BEGIN Supplied data

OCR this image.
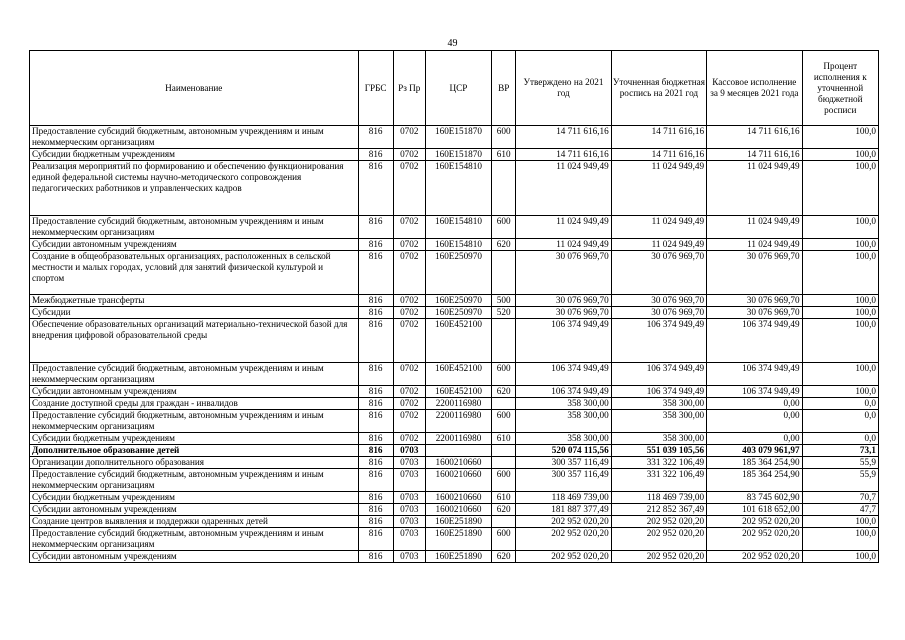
49
Наименование	ГРБС	Рз Пр	ЦСР	ВР	Утверждено на 2021 год	Уточненная бюджетная роспись на 2021 год	Кассовое исполнение за 9 месяцев 2021 года	Процент исполнения к уточненной бюджетной росписи
Предоставление субсидий бюджетным, автономным учреждениям и иным некоммерческим организациям	816	0702	160E151870	600	14 711 616,16	14 711 616,16	14 711 616,16	100,0
Субсидии бюджетным учреждениям	816	0702	160E151870	610	14 711 616,16	14 711 616,16	14 711 616,16	100,0
Реализация мероприятий по формированию и обеспечению функционирования единой федеральной системы научно-методического сопровождения педагогических работников и управленческих кадров	816	0702	160E154810		11 024 949,49	11 024 949,49	11 024 949,49	100,0
Предоставление субсидий бюджетным, автономным учреждениям и иным некоммерческим организациям	816	0702	160E154810	600	11 024 949,49	11 024 949,49	11 024 949,49	100,0
Субсидии автономным учреждениям	816	0702	160E154810	620	11 024 949,49	11 024 949,49	11 024 949,49	100,0
Создание в общеобразовательных организациях, расположенных в сельской местности и малых городах, условий для занятий физической культурой и спортом	816	0702	160E250970		30 076 969,70	30 076 969,70	30 076 969,70	100,0
Межбюджетные трансферты	816	0702	160E250970	500	30 076 969,70	30 076 969,70	30 076 969,70	100,0
Субсидии	816	0702	160E250970	520	30 076 969,70	30 076 969,70	30 076 969,70	100,0
Обеспечение образовательных организаций материально-технической базой для внедрения цифровой образовательной среды	816	0702	160E452100		106 374 949,49	106 374 949,49	106 374 949,49	100,0
Предоставление субсидий бюджетным, автономным учреждениям и иным некоммерческим организациям	816	0702	160E452100	600	106 374 949,49	106 374 949,49	106 374 949,49	100,0
Субсидии автономным учреждениям	816	0702	160E452100	620	106 374 949,49	106 374 949,49	106 374 949,49	100,0
Создание доступной среды для граждан - инвалидов	816	0702	2200116980		358 300,00	358 300,00	0,00	0,0
Предоставление субсидий бюджетным, автономным учреждениям и иным некоммерческим организациям	816	0702	2200116980	600	358 300,00	358 300,00	0,00	0,0
Субсидии бюджетным учреждениям	816	0702	2200116980	610	358 300,00	358 300,00	0,00	0,0
Дополнительное образование детей	816	0703			520 074 115,56	551 039 105,56	403 079 961,97	73,1
Организации дополнительного образования	816	0703	1600210660		300 357 116,49	331 322 106,49	185 364 254,90	55,9
Предоставление субсидий бюджетным, автономным учреждениям и иным некоммерческим организациям	816	0703	1600210660	600	300 357 116,49	331 322 106,49	185 364 254,90	55,9
Субсидии бюджетным учреждениям	816	0703	1600210660	610	118 469 739,00	118 469 739,00	83 745 602,90	70,7
Субсидии автономным учреждениям	816	0703	1600210660	620	181 887 377,49	212 852 367,49	101 618 652,00	47,7
Создание центров выявления и поддержки одаренных детей	816	0703	160E251890		202 952 020,20	202 952 020,20	202 952 020,20	100,0
Предоставление субсидий бюджетным, автономным учреждениям и иным некоммерческим организациям	816	0703	160E251890	600	202 952 020,20	202 952 020,20	202 952 020,20	100,0
Субсидии автономным учреждениям	816	0703	160E251890	620	202 952 020,20	202 952 020,20	202 952 020,20	100,0
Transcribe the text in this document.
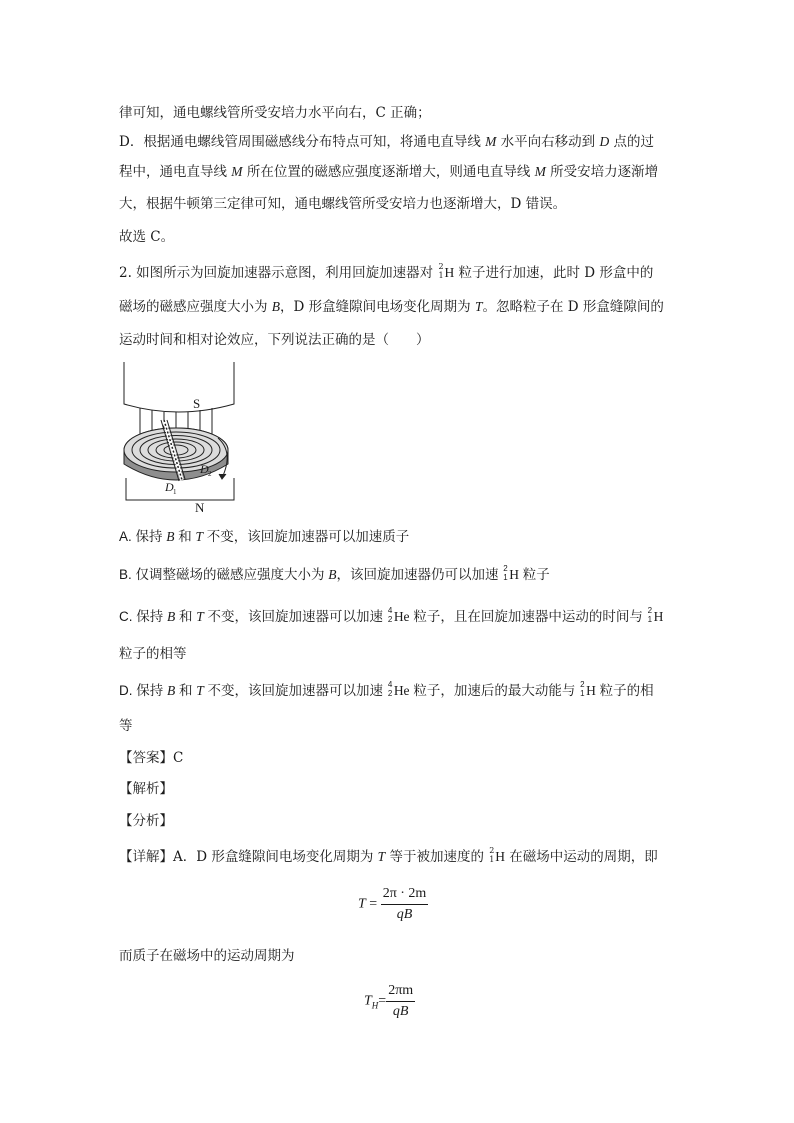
律可知，通电螺线管所受安培力水平向右，C 正确；
D．根据通电螺线管周围磁感线分布特点可知，将通电直导线 M 水平向右移动到 D 点的过
程中，通电直导线 M 所在位置的磁感应强度逐渐增大，则通电直导线 M 所受安培力逐渐增
大，根据牛顿第三定律可知，通电螺线管所受安培力也逐渐增大，D 错误。
故选 C。
2. 如图所示为回旋加速器示意图，利用回旋加速器对 2
1 H 粒子进行加速，此时 D 形盒中的
磁场的磁感应强度大小为 B，D 形盒缝隙间电场变化周期为 T。忽略粒子在 D 形盒缝隙间的
运动时间和相对论效应，下列说法正确的是（　　）
S
N
D 1
D 2
A. 保持 B 和 T 不变，该回旋加速器可以加速质子
B. 仅调整磁场的磁感应强度大小为 B，该回旋加速器仍可以加速 2
1 H 粒子
C. 保持 B 和 T 不变，该回旋加速器可以加速 4
2 He 粒子，且在回旋加速器中运动的时间与 2
1 H
粒子的相等
D. 保持 B 和 T 不变，该回旋加速器可以加速 4
2 He 粒子，加速后的最大动能与 2
1 H 粒子的相
等
【答案】C
【解析】
【分析】
【详解】A．D 形盒缝隙间电场变化周期为 T 等于被加速度的 2
1 H 在磁场中运动的周期，即
$T = \frac{2\pi \cdot 2m}{qB}$
而质子在磁场中的运动周期为
$T_H= \frac{2\pi m}{qB}$
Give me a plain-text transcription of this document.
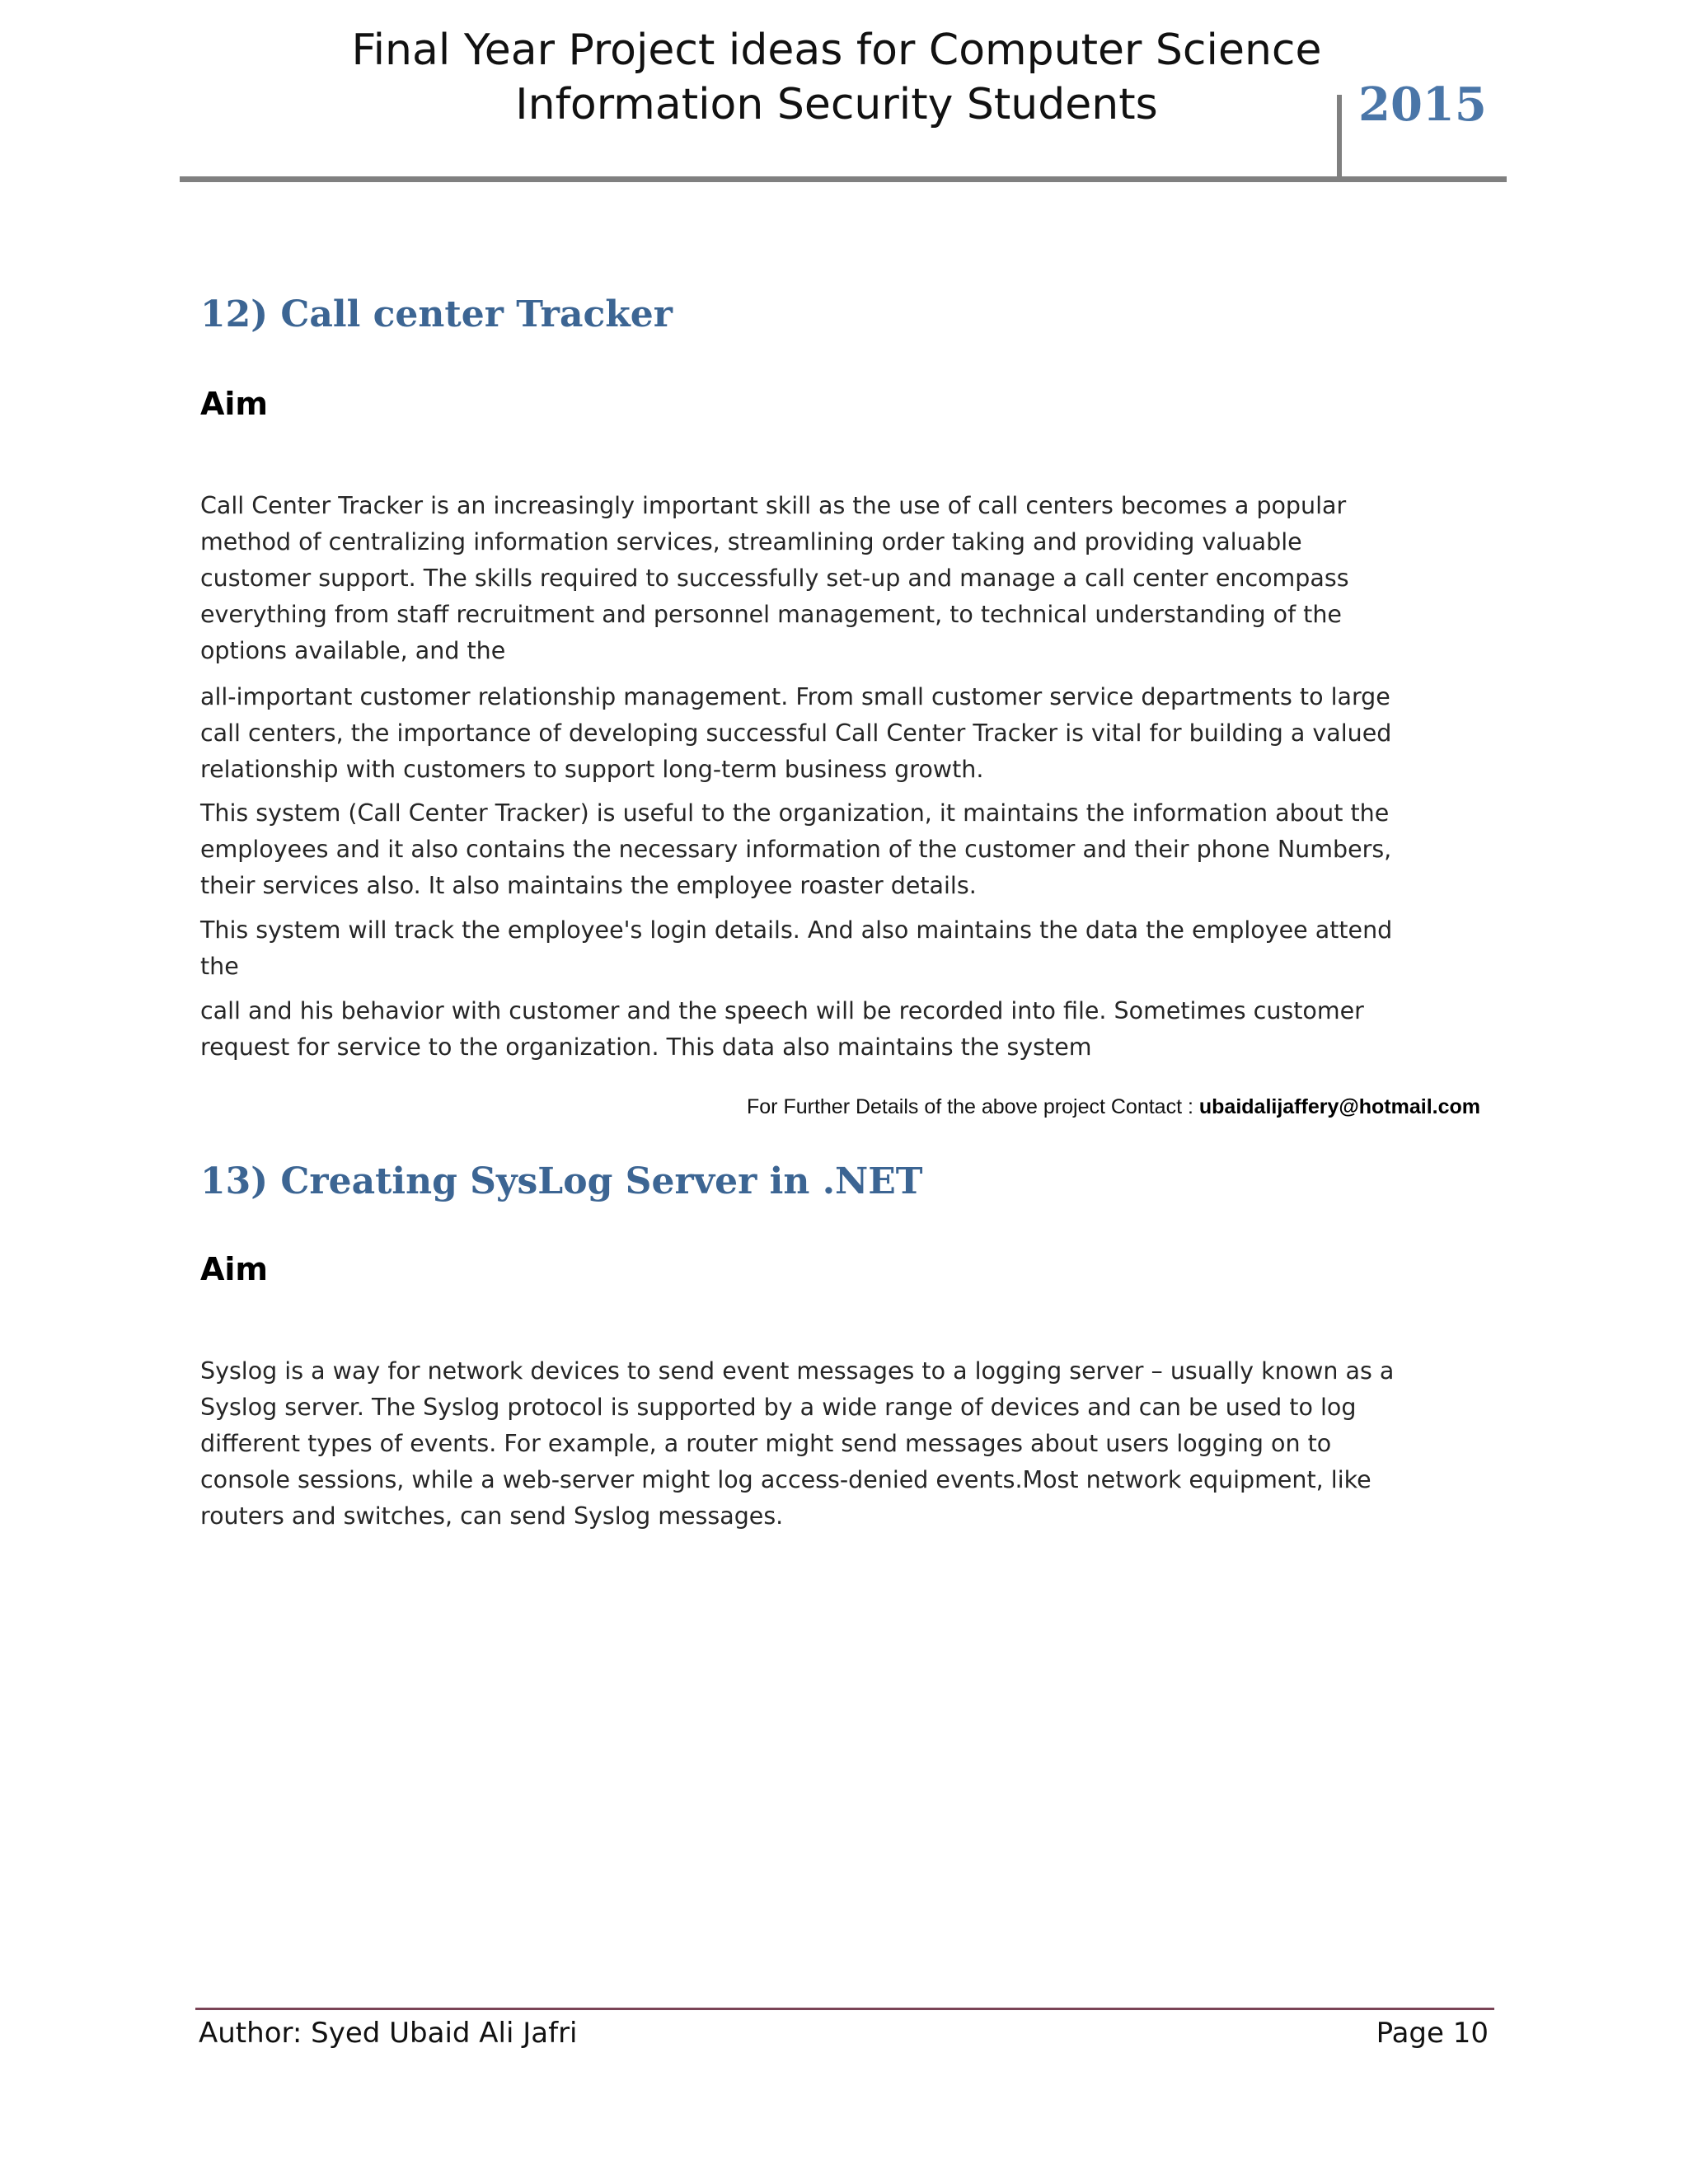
Final Year Project ideas for Computer Science
Information Security Students	2015
12) Call center Tracker
Aim
Call Center Tracker is an increasingly important skill as the use of call centers becomes a popular
method of centralizing information services, streamlining order taking and providing valuable
customer support. The skills required to successfully set-up and manage a call center encompass
everything from staff recruitment and personnel management, to technical understanding of the
options available, and the
all-important customer relationship management. From small customer service departments to large
call centers, the importance of developing successful Call Center Tracker is vital for building a valued
relationship with customers to support long-term business growth.
This system (Call Center Tracker) is useful to the organization, it maintains the information about the
employees and it also contains the necessary information of the customer and their phone Numbers,
their services also. It also maintains the employee roaster details.
This system will track the employee's login details. And also maintains the data the employee attend
the
call and his behavior with customer and the speech will be recorded into file. Sometimes customer
request for service to the organization. This data also maintains the system
For Further Details of the above project Contact : ubaidalijaffery@hotmail.com
13) Creating SysLog Server in .NET
Aim
Syslog is a way for network devices to send event messages to a logging server – usually known as a
Syslog server. The Syslog protocol is supported by a wide range of devices and can be used to log
different types of events. For example, a router might send messages about users logging on to
console sessions, while a web-server might log access-denied events.Most network equipment, like
routers and switches, can send Syslog messages.
Author: Syed Ubaid Ali Jafri	Page 10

END Supplied data

> To be done
Check each line of the records for the word "send" and extract those that contain it.

> Task solution
Syslog is a way for network devices to send event messages to a logging server – usually known as a
different types of events. For example, a router might send messages about users logging on to
routers and switches, can send Syslog messages.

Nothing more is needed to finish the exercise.